**TASK DIRECTIONS**
Could you print every record below exactly as it appears?

★ ★ ★

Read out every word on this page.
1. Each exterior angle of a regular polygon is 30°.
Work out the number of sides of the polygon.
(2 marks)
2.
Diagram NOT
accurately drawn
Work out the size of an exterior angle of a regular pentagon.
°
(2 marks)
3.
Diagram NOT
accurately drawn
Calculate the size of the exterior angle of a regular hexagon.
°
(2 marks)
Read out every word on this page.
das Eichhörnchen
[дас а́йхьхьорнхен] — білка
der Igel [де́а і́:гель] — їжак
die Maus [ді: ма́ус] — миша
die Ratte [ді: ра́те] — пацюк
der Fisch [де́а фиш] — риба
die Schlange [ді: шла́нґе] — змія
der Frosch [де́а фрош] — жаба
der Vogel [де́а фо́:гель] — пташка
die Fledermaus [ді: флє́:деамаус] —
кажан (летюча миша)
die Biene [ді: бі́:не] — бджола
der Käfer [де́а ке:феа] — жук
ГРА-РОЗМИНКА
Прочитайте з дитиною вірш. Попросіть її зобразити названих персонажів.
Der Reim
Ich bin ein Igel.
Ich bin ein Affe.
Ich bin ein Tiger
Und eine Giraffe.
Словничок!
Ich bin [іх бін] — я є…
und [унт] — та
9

★ ★ ★

**SOLVED PROBLEM**
Read out every word on this page.
1. Each exterior angle of a regular polygon is 30°.
Work out the number of sides of the polygon.
(2 marks)
2.
Diagram NOT
accurately drawn
Work out the size of an exterior angle of a regular pentagon.
°
(2 marks)
3.
Diagram NOT
accurately drawn
Calculate the size of the exterior angle of a regular hexagon.
°
(2 marks)
Read out every word on this page.
das Eichhörnchen
[дас а́йхьхьорнхен] — білка
der Igel [де́а і́:гель] — їжак
die Maus [ді: ма́ус] — миша
die Ratte [ді: ра́те] — пацюк
der Fisch [де́а фиш] — риба
die Schlange [ді: шла́нґе] — змія
der Frosch [де́а фрош] — жаба
der Vogel [де́а фо́:гель] — пташка
die Fledermaus [ді: флє́:деамаус] —
кажан (летюча миша)
die Biene [ді: бі́:не] — бджола
der Käfer [де́а ке:феа] — жук
ГРА-РОЗМИНКА
Прочитайте з дитиною вірш. Попросіть її зобразити названих персонажів.
Der Reim
Ich bin ein Igel.
Ich bin ein Affe.
Ich bin ein Tiger
Und eine Giraffe.
Словничок!
Ich bin [іх бін] — я є…
und [унт] — та
9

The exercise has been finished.